Do this →
Omit every image, and transcribe the remaining entries exactly as given.

Provided entries →
----

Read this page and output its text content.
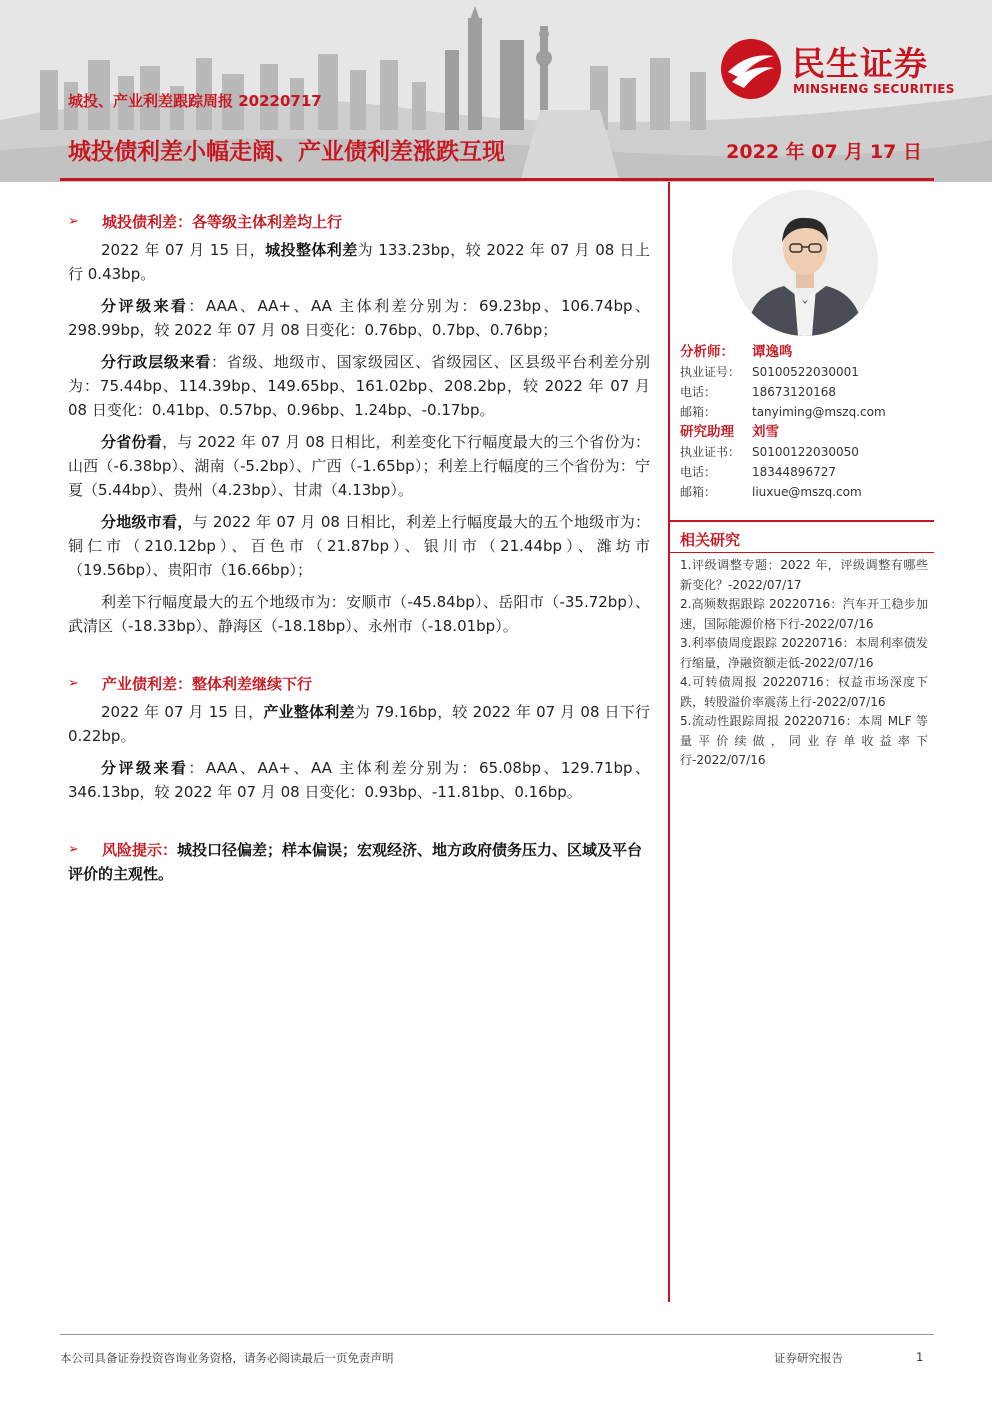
城投、产业利差跟踪周报 20220717
城投债利差小幅走阔、产业债利差涨跌互现	2022 年 07 月 17 日
民生证券
MINSHENG SECURITIES
➢ 城投债利差：各等级主体利差均上行

2022 年 07 月 15 日，城投整体利差为 133.23bp，较 2022 年 07 月 08 日上行 0.43bp。

分评级来看：AAA、AA+、AA 主体利差分别为：69.23bp、106.74bp、298.99bp，较 2022 年 07 月 08 日变化：0.76bp、0.7bp、0.76bp；

分行政层级来看：省级、地级市、国家级园区、省级园区、区县级平台利差分别为：75.44bp、114.39bp、149.65bp、161.02bp、208.2bp，较 2022 年 07 月 08 日变化：0.41bp、0.57bp、0.96bp、1.24bp、-0.17bp。

分省份看，与 2022 年 07 月 08 日相比，利差变化下行幅度最大的三个省份为：山西（-6.38bp）、湖南（-5.2bp）、广西（-1.65bp）；利差上行幅度的三个省份为：宁夏（5.44bp）、贵州（4.23bp）、甘肃（4.13bp）。

分地级市看，与 2022 年 07 月 08 日相比，利差上行幅度最大的五个地级市为：铜仁市（210.12bp）、百色市（21.87bp）、银川市（21.44bp）、潍坊市（19.56bp）、贵阳市（16.66bp）；

利差下行幅度最大的五个地级市为：安顺市（-45.84bp）、岳阳市（-35.72bp）、武清区（-18.33bp）、静海区（-18.18bp）、永州市（-18.01bp）。

➢ 产业债利差：整体利差继续下行

2022 年 07 月 15 日，产业整体利差为 79.16bp，较 2022 年 07 月 08 日下行 0.22bp。

分评级来看：AAA、AA+、AA 主体利差分别为：65.08bp、129.71bp、346.13bp，较 2022 年 07 月 08 日变化：0.93bp、-11.81bp、0.16bp。

➢ 风险提示：城投口径偏差；样本偏误；宏观经济、地方政府债务压力、区域及平台评价的主观性。
分析师： 谭逸鸣
执业证号： S0100522030001
电话：	18673120168
邮箱：	tanyiming@mszq.com
研究助理 刘雪
执业证书： S0100122030050
电话：	18344896727
邮箱：	liuxue@mszq.com
相关研究
1.评级调整专题：2022 年，评级调整有哪些新变化？-2022/07/17
2.高频数据跟踪 20220716：汽车开工稳步加速，国际能源价格下行-2022/07/16
3.利率债周度跟踪 20220716：本周利率债发行缩量，净融资额走低-2022/07/16
4.可转债周报 20220716：权益市场深度下跌，转股溢价率震荡上行-2022/07/16
5.流动性跟踪周报 20220716：本周 MLF 等量平价续做，同业存单收益率下行-2022/07/16
本公司具备证券投资咨询业务资格，请务必阅读最后一页免责声明	证券研究报告	1
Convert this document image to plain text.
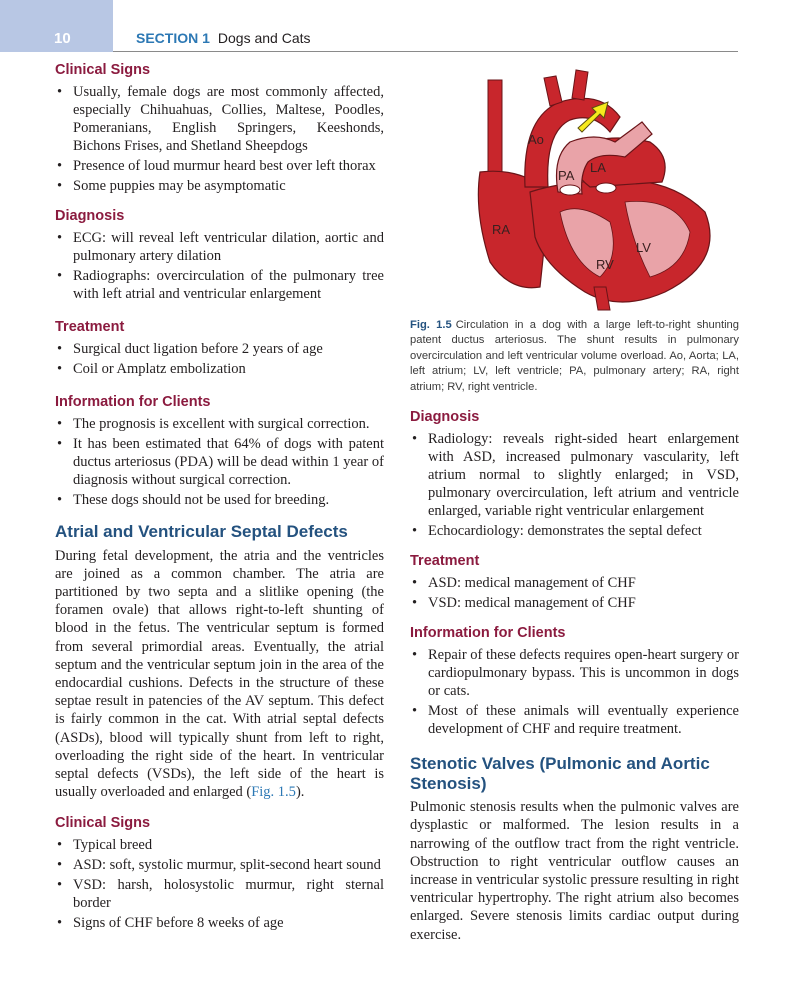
10	SECTION 1 Dogs and Cats
Clinical Signs
• Usually, female dogs are most commonly affected, especially Chihuahuas, Collies, Maltese, Poodles, Pomeranians, English Springers, Keeshonds, Bichons Frises, and Shetland Sheepdogs
• Presence of loud murmur heard best over left thorax
• Some puppies may be asymptomatic
Diagnosis
• ECG: will reveal left ventricular dilation, aortic and pulmonary artery dilation
• Radiographs: overcirculation of the pulmonary tree with left atrial and ventricular enlargement
Treatment
• Surgical duct ligation before 2 years of age
• Coil or Amplatz embolization
Information for Clients
• The prognosis is excellent with surgical correction.
• It has been estimated that 64% of dogs with patent ductus arteriosus (PDA) will be dead within 1 year of diagnosis without surgical correction.
• These dogs should not be used for breeding.
Atrial and Ventricular Septal Defects

During fetal development, the atria and the ventricles are joined as a common chamber. The atria are partitioned by two septa and a slitlike opening (the foramen ovale) that allows right-to-left shunting of blood in the fetus. The ventricular septum is formed from several primordial areas. Eventually, the atrial septum and the ventricular septum join in the area of the endocardial cushions. Defects in the structure of these septae result in patencies of the AV septum. This defect is fairly common in the cat. With atrial septal defects (ASDs), blood will typically shunt from left to right, overloading the right side of the heart. In ventricular septal defects (VSDs), the left side of the heart is usually overloaded and enlarged (Fig. 1.5).

Clinical Signs
• Typical breed
• ASD: soft, systolic murmur, split-second heart sound
• VSD: harsh, holosystolic murmur, right sternal border
• Signs of CHF before 8 weeks of age
Ao
LA
PA
RA
LV
RV

Fig. 1.5 Circulation in a dog with a large left-to-right shunting patent ductus arteriosus. The shunt results in pulmonary overcirculation and left ventricular volume overload. Ao, Aorta; LA, left atrium; LV, left ventricle; PA, pulmonary artery; RA, right atrium; RV, right ventricle.

Diagnosis
• Radiology: reveals right-sided heart enlargement with ASD, increased pulmonary vascularity, left atrium normal to slightly enlarged; in VSD, pulmonary overcirculation, left atrium and ventricle enlarged, variable right ventricular enlargement
• Echocardiology: demonstrates the septal defect
Treatment
• ASD: medical management of CHF
• VSD: medical management of CHF
Information for Clients
• Repair of these defects requires open-heart surgery or cardiopulmonary bypass. This is uncommon in dogs or cats.
• Most of these animals will eventually experience development of CHF and require treatment.
Stenotic Valves (Pulmonic and Aortic Stenosis)

Pulmonic stenosis results when the pulmonic valves are dysplastic or malformed. The lesion results in a narrowing of the outflow tract from the right ventricle. Obstruction to right ventricular outflow causes an increase in ventricular systolic pressure resulting in right ventricular hypertrophy. The right atrium also becomes enlarged. Severe stenosis limits cardiac output during exercise.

----

Reply to the task →
Read this page and output its text content.
城投、产业利差跟踪周报 20220717
城投债利差小幅走阔、产业债利差涨跌互现	2022 年 07 月 17 日
民生证券
MINSHENG SECURITIES
➢ 城投债利差：各等级主体利差均上行

2022 年 07 月 15 日，城投整体利差为 133.23bp，较 2022 年 07 月 08 日上行 0.43bp。

分评级来看：AAA、AA+、AA 主体利差分别为：69.23bp、106.74bp、298.99bp，较 2022 年 07 月 08 日变化：0.76bp、0.7bp、0.76bp；

分行政层级来看：省级、地级市、国家级园区、省级园区、区县级平台利差分别为：75.44bp、114.39bp、149.65bp、161.02bp、208.2bp，较 2022 年 07 月 08 日变化：0.41bp、0.57bp、0.96bp、1.24bp、-0.17bp。

分省份看，与 2022 年 07 月 08 日相比，利差变化下行幅度最大的三个省份为：山西（-6.38bp）、湖南（-5.2bp）、广西（-1.65bp）；利差上行幅度的三个省份为：宁夏（5.44bp）、贵州（4.23bp）、甘肃（4.13bp）。

分地级市看，与 2022 年 07 月 08 日相比，利差上行幅度最大的五个地级市为：铜仁市（210.12bp）、百色市（21.87bp）、银川市（21.44bp）、潍坊市（19.56bp）、贵阳市（16.66bp）；

利差下行幅度最大的五个地级市为：安顺市（-45.84bp）、岳阳市（-35.72bp）、武清区（-18.33bp）、静海区（-18.18bp）、永州市（-18.01bp）。

➢ 产业债利差：整体利差继续下行

2022 年 07 月 15 日，产业整体利差为 79.16bp，较 2022 年 07 月 08 日下行 0.22bp。

分评级来看：AAA、AA+、AA 主体利差分别为：65.08bp、129.71bp、346.13bp，较 2022 年 07 月 08 日变化：0.93bp、-11.81bp、0.16bp。

➢ 风险提示：城投口径偏差；样本偏误；宏观经济、地方政府债务压力、区域及平台评价的主观性。
分析师： 谭逸鸣
执业证号： S0100522030001
电话：	18673120168
邮箱：	tanyiming@mszq.com
研究助理 刘雪
执业证书： S0100122030050
电话：	18344896727
邮箱：	liuxue@mszq.com
相关研究
1.评级调整专题：2022 年，评级调整有哪些新变化？-2022/07/17
2.高频数据跟踪 20220716：汽车开工稳步加速，国际能源价格下行-2022/07/16
3.利率债周度跟踪 20220716：本周利率债发行缩量，净融资额走低-2022/07/16
4.可转债周报 20220716：权益市场深度下跌，转股溢价率震荡上行-2022/07/16
5.流动性跟踪周报 20220716：本周 MLF 等量平价续做，同业存单收益率下行-2022/07/16
本公司具备证券投资咨询业务资格，请务必阅读最后一页免责声明	证券研究报告	1
Convert this document image to plain text.
10	SECTION 1 Dogs and Cats
Clinical Signs
• Usually, female dogs are most commonly affected, especially Chihuahuas, Collies, Maltese, Poodles, Pomeranians, English Springers, Keeshonds, Bichons Frises, and Shetland Sheepdogs
• Presence of loud murmur heard best over left thorax
• Some puppies may be asymptomatic
Diagnosis
• ECG: will reveal left ventricular dilation, aortic and pulmonary artery dilation
• Radiographs: overcirculation of the pulmonary tree with left atrial and ventricular enlargement
Treatment
• Surgical duct ligation before 2 years of age
• Coil or Amplatz embolization
Information for Clients
• The prognosis is excellent with surgical correction.
• It has been estimated that 64% of dogs with patent ductus arteriosus (PDA) will be dead within 1 year of diagnosis without surgical correction.
• These dogs should not be used for breeding.
Atrial and Ventricular Septal Defects

During fetal development, the atria and the ventricles are joined as a common chamber. The atria are partitioned by two septa and a slitlike opening (the foramen ovale) that allows right-to-left shunting of blood in the fetus. The ventricular septum is formed from several primordial areas. Eventually, the atrial septum and the ventricular septum join in the area of the endocardial cushions. Defects in the structure of these septae result in patencies of the AV septum. This defect is fairly common in the cat. With atrial septal defects (ASDs), blood will typically shunt from left to right, overloading the right side of the heart. In ventricular septal defects (VSDs), the left side of the heart is usually overloaded and enlarged (Fig. 1.5).

Clinical Signs
• Typical breed
• ASD: soft, systolic murmur, split-second heart sound
• VSD: harsh, holosystolic murmur, right sternal border
• Signs of CHF before 8 weeks of age
Ao
LA
PA
RA
LV
RV

Fig. 1.5 Circulation in a dog with a large left-to-right shunting patent ductus arteriosus. The shunt results in pulmonary overcirculation and left ventricular volume overload. Ao, Aorta; LA, left atrium; LV, left ventricle; PA, pulmonary artery; RA, right atrium; RV, right ventricle.

Diagnosis
• Radiology: reveals right-sided heart enlargement with ASD, increased pulmonary vascularity, left atrium normal to slightly enlarged; in VSD, pulmonary overcirculation, left atrium and ventricle enlarged, variable right ventricular enlargement
• Echocardiology: demonstrates the septal defect
Treatment
• ASD: medical management of CHF
• VSD: medical management of CHF
Information for Clients
• Repair of these defects requires open-heart surgery or cardiopulmonary bypass. This is uncommon in dogs or cats.
• Most of these animals will eventually experience development of CHF and require treatment.
Stenotic Valves (Pulmonic and Aortic Stenosis)

Pulmonic stenosis results when the pulmonic valves are dysplastic or malformed. The lesion results in a narrowing of the outflow tract from the right ventricle. Obstruction to right ventricular outflow causes an increase in ventricular systolic pressure resulting in right ventricular hypertrophy. The right atrium also becomes enlarged. Severe stenosis limits cardiac output during exercise.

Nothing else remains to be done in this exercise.